Stated exercise: Pull every line containing "Список" from the entries.

[Saved entries]
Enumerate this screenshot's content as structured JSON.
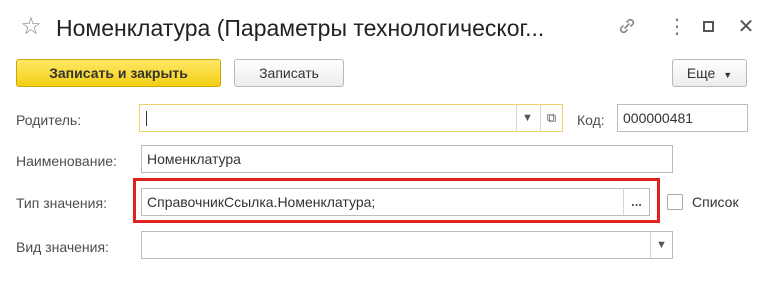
{
  "window": {
    "title": "Номенклатура (Параметры технологическог...",
    "icons": {
      "favorite": "star-icon",
      "link": "link-icon",
      "more": "more-icon",
      "maximize": "maximize-icon",
      "close": "close-icon"
    }
  },
  "toolbar": {
    "save_close_label": "Записать и закрыть",
    "save_label": "Записать",
    "more_label": "Еще"
  },
  "form": {
    "parent": {
      "label": "Родитель:",
      "value": ""
    },
    "code": {
      "label": "Код:",
      "value": "000000481"
    },
    "name": {
      "label": "Наименование:",
      "value": "Номенклатура"
    },
    "value_type": {
      "label": "Тип значения:",
      "value": "СправочникСсылка.Номенклатура;",
      "ellipsis": "..."
    },
    "list_checkbox": {
      "label": "Список",
      "checked": false
    },
    "value_kind": {
      "label": "Вид значения:",
      "value": ""
    }
  },
  "colors": {
    "primary_button": "#f4cf14",
    "highlight_frame": "#e0211f"
  }
}
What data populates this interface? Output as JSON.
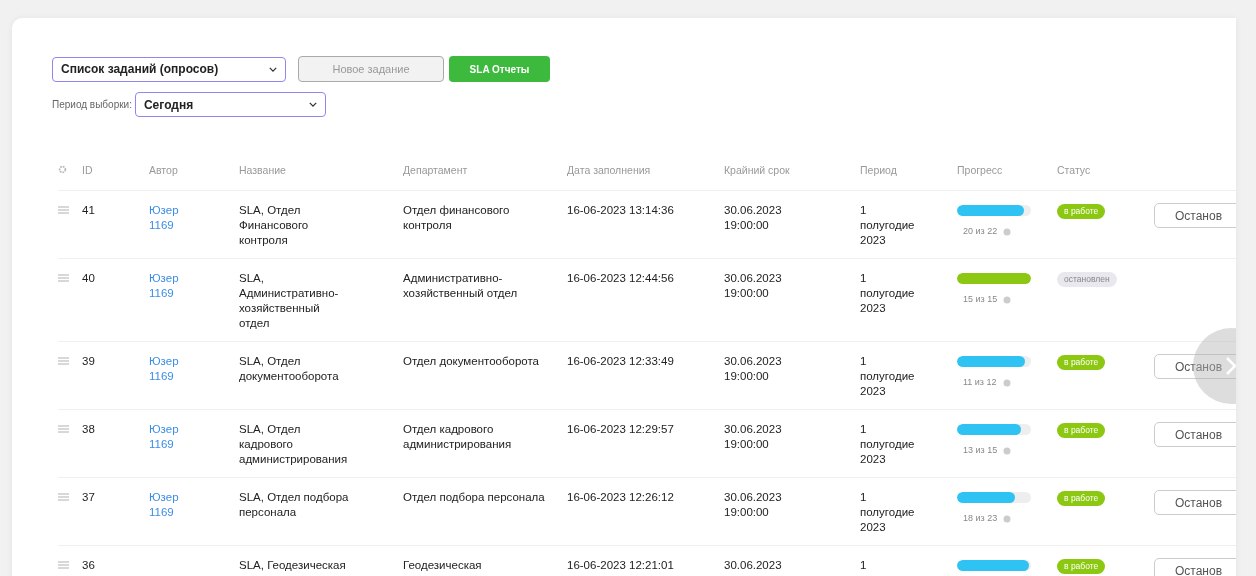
{
  "toolbar": {
    "list_select": {
      "value": "Список заданий (опросов)"
    },
    "buttons": [
      {
        "label": "Новое задание",
        "kind": "secondary"
      },
      {
        "label": "SLA Отчеты",
        "kind": "primary"
      }
    ],
    "period_label": "Период выборки:",
    "period_select": {
      "value": "Сегодня"
    }
  },
  "table": {
    "columns": [
      "ID",
      "Автор",
      "Название",
      "Департамент",
      "Дата заполнения",
      "Крайний срок",
      "Период",
      "Прогресс",
      "Статус"
    ],
    "rows": [
      {
        "id": "41",
        "author": "Юзер 1169",
        "name": "SLA, Отдел Финансового контроля",
        "department": "Отдел финансового контроля",
        "filled": "16-06-2023 13:14:36",
        "deadline": "30.06.2023 19:00:00",
        "period": "1 полугодие 2023",
        "level": 0.91,
        "progress": "20 из 22",
        "status": {
          "label": "в работе",
          "kind": "active"
        },
        "action": "Останов"
      },
      {
        "id": "40",
        "author": "Юзер 1169",
        "name": "SLA, Административно-хозяйственный отдел",
        "department": "Административно-хозяйственный отдел",
        "filled": "16-06-2023 12:44:56",
        "deadline": "30.06.2023 19:00:00",
        "period": "1 полугодие 2023",
        "level": 1,
        "progress": "15 из 15",
        "status": {
          "label": "остановлен",
          "kind": "stopped"
        }
      },
      {
        "id": "39",
        "author": "Юзер 1169",
        "name": "SLA, Отдел документооборота",
        "department": "Отдел документооборота",
        "filled": "16-06-2023 12:33:49",
        "deadline": "30.06.2023 19:00:00",
        "period": "1 полугодие 2023",
        "level": 0.92,
        "progress": "11 из 12",
        "status": {
          "label": "в работе",
          "kind": "active"
        },
        "action": "Останов"
      },
      {
        "id": "38",
        "author": "Юзер 1169",
        "name": "SLA, Отдел кадрового администрирования",
        "department": "Отдел кадрового администрирования",
        "filled": "16-06-2023 12:29:57",
        "deadline": "30.06.2023 19:00:00",
        "period": "1 полугодие 2023",
        "level": 0.87,
        "progress": "13 из 15",
        "status": {
          "label": "в работе",
          "kind": "active"
        },
        "action": "Останов"
      },
      {
        "id": "37",
        "author": "Юзер 1169",
        "name": "SLA, Отдел подбора персонала",
        "department": "Отдел подбора персонала",
        "filled": "16-06-2023 12:26:12",
        "deadline": "30.06.2023 19:00:00",
        "period": "1 полугодие 2023",
        "level": 0.78,
        "progress": "18 из 23",
        "status": {
          "label": "в работе",
          "kind": "active"
        },
        "action": "Останов"
      },
      {
        "id": "36",
        "name": "SLA, Геодезическая",
        "department": "Геодезическая",
        "filled": "16-06-2023 12:21:01",
        "deadline": "30.06.2023",
        "period": "1",
        "level": 0.97,
        "status": {
          "label": "в работе",
          "kind": "active"
        },
        "action": "Останов"
      }
    ]
  }
}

Complete response:
      "label": "Список",
      "value": "Список заданий (опросов)"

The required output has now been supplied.